Traduit pour la première fois en français, le livre de l’auteur iranien Ghazi Rabihavi, inédit en Iran et publié au Royaume-Uni en persan, est un magnifique roman d’amour entre deux jeunes hommes. Cela pourrait ne pas être très original, il faut en convenir. Sauf que cette relation prend place dans l’Iran de la fin des années 70 au moment de l’arrivée de l’ayatollah Khomeini et de la révolution qui va suivre. Nous le savons tous, cette révolution va être la cause de l’invasion de l’Iran par l’Irak et d’une guerre de près de 8 ans qui va faire près d’un million de morts militaires et civils. Etre homosexuel dans un contexte pareil tient, toujours, du suicide…
Djamil est le fils unique d’un riche propriétaire musulman iranien. En tant que garçon il bénéficie d’une éducation de très haut niveau, contrairement à ses nombreuses sœurs. Un soir il fait la connaissance de Nadji, de beaucoup plus humble extraction que lui. Peu importe. Dans le contexte militaro-révolutionnaire décrit plus haut, nos deux amis vont tenter malgré tout de vivre leur passion tout en nourrissant une seule ambition : quitter ce pays et partir en Europe où Djamil rêve de devenir danseur.
L‘auteur nous fait vivre cette longue et périlleuse odyssée au travers du récit que nous en fait Djamil. Une écriture narrative claire, précise, nerveuse nous permet de suivre nos malheureux héros dans le maelstrom de la plus épouvantable des bêtises humaines.
Entre guerre et intolérance, corruption, prostitution et fanatisme religieux, Nadji et Djamil vont se débattre avec pour seules armes un désir chevillé au corps et une relation fusionnelle d’une incroyable force, ne cédant en rien à l’amour que les unit. Sur ces chemins de l’exil que nous fait parcourir Djamil parvenu à l’âge adulte, chemins sur lesquels nous comprenons vite que Nadji s’est perdu, chemins de croix pourrait-on ajouter, nous croisons le sort des immigrés de tous temps et de toutes nations. En creux, l’auteur nous trace le portrait d’une civilisation, la sienne, celle de l’Iran d’aujourd’hui, telle qu’il ne veut plus la connaître, lui qui est aujourd’hui exilé.
Un roman bouleversant retenu pour le Médicis étranger.

Données fournies:
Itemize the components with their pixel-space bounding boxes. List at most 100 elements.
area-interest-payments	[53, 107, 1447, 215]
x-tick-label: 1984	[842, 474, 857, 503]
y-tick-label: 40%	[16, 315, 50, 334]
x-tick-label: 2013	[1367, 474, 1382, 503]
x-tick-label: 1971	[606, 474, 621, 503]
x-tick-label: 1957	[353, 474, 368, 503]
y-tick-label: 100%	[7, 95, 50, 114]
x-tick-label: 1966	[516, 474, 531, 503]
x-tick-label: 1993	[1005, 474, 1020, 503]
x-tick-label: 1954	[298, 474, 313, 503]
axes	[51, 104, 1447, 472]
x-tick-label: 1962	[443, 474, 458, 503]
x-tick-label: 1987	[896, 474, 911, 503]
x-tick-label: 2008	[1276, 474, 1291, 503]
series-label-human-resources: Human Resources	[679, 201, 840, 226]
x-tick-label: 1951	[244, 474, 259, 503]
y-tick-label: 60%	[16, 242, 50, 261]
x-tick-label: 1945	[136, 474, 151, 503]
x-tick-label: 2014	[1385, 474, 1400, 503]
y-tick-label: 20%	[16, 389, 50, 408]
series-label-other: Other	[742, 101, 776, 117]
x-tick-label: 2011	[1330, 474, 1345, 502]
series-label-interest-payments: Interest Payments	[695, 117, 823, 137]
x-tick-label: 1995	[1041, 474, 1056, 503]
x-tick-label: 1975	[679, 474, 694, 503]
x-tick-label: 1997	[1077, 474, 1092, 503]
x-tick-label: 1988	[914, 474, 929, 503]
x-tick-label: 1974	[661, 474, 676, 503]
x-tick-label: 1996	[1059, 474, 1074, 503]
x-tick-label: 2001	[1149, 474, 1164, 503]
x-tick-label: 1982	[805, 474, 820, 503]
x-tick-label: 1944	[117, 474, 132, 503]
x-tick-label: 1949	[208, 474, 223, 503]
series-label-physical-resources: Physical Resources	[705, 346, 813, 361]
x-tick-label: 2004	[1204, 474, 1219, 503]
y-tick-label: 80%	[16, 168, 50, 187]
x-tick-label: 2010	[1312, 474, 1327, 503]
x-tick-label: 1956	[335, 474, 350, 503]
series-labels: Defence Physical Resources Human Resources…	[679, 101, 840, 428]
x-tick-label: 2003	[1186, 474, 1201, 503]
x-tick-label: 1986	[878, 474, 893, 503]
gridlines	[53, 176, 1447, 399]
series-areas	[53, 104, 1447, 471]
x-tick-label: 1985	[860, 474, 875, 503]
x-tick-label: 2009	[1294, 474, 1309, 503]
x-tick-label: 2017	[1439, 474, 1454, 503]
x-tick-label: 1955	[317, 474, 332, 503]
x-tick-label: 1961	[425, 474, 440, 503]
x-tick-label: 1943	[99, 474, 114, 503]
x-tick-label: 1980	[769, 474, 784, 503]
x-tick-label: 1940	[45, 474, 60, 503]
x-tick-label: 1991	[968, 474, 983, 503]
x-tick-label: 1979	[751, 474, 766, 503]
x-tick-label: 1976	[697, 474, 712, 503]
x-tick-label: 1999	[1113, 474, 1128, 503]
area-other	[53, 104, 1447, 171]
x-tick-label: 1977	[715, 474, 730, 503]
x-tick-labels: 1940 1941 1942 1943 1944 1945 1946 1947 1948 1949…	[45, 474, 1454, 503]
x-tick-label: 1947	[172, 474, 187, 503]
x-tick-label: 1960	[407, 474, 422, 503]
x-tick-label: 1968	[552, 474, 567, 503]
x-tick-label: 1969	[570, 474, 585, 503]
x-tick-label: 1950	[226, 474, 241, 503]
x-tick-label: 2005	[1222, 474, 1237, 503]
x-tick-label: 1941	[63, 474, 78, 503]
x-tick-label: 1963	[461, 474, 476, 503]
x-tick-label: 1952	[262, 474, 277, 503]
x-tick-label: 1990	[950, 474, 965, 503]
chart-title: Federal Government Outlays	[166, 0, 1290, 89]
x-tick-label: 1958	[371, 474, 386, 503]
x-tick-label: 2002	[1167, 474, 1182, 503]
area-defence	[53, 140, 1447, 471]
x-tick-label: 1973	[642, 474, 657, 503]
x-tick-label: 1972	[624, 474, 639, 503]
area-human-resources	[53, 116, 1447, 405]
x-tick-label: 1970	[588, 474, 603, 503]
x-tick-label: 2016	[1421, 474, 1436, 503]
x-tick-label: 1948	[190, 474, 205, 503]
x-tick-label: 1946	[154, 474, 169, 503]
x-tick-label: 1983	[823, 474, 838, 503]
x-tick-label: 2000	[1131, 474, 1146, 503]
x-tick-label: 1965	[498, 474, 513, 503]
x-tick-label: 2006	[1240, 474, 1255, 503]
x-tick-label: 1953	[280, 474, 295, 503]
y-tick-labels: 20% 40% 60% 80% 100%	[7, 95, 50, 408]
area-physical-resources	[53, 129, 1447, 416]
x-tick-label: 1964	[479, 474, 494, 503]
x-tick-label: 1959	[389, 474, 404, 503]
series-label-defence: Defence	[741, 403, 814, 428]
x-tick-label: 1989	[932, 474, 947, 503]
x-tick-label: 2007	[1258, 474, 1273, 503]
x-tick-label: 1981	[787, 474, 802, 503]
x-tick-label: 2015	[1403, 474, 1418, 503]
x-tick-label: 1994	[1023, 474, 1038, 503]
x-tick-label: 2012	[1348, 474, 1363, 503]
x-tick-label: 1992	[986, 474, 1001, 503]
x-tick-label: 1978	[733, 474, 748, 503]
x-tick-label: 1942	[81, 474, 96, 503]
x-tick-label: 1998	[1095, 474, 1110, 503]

Le problème:
Recopiez intégralement, s'il vous plaît, la critique du roman de Ghazi Rabihavi, sans y changer un seul mot. Les enregistrements proviennent d'une autre source.

Solution rédigée:
Traduit pour la première fois en français, le livre de l’auteur iranien Ghazi Rabihavi, inédit en Iran et publié au Royaume-Uni en persan, est un magnifique roman d’amour entre deux jeunes hommes. Cela pourrait ne pas être très original, il faut en convenir. Sauf que cette relation prend place dans l’Iran de la fin des années 70 au moment de l’arrivée de l’ayatollah Khomeini et de la révolution qui va suivre. Nous le savons tous, cette révolution va être la cause de l’invasion de l’Iran par l’Irak et d’une guerre de près de 8 ans qui va faire près d’un million de morts militaires et civils. Etre homosexuel dans un contexte pareil tient, toujours, du suicide…
Djamil est le fils unique d’un riche propriétaire musulman iranien. En tant que garçon il bénéficie d’une éducation de très haut niveau, contrairement à ses nombreuses sœurs. Un soir il fait la connaissance de Nadji, de beaucoup plus humble extraction que lui. Peu importe. Dans le contexte militaro-révolutionnaire décrit plus haut, nos deux amis vont tenter malgré tout de vivre leur passion tout en nourrissant une seule ambition : quitter ce pays et partir en Europe où Djamil rêve de devenir danseur.
L‘auteur nous fait vivre cette longue et périlleuse odyssée au travers du récit que nous en fait Djamil. Une écriture narrative claire, précise, nerveuse nous permet de suivre nos malheureux héros dans le maelstrom de la plus épouvantable des bêtises humaines.
Entre guerre et intolérance, corruption, prostitution et fanatisme religieux, Nadji et Djamil vont se débattre avec pour seules armes un désir chevillé au corps et une relation fusionnelle d’une incroyable force, ne cédant en rien à l’amour que les unit. Sur ces chemins de l’exil que nous fait parcourir Djamil parvenu à l’âge adulte, chemins sur lesquels nous comprenons vite que Nadji s’est perdu, chemins de croix pourrait-on ajouter, nous croisons le sort des immigrés de tous temps et de toutes nations. En creux, l’auteur nous trace le portrait d’une civilisation, la sienne, celle de l’Iran d’aujourd’hui, telle qu’il ne veut plus la connaître, lui qui est aujourd’hui exilé.
Un roman bouleversant retenu pour le Médicis étranger.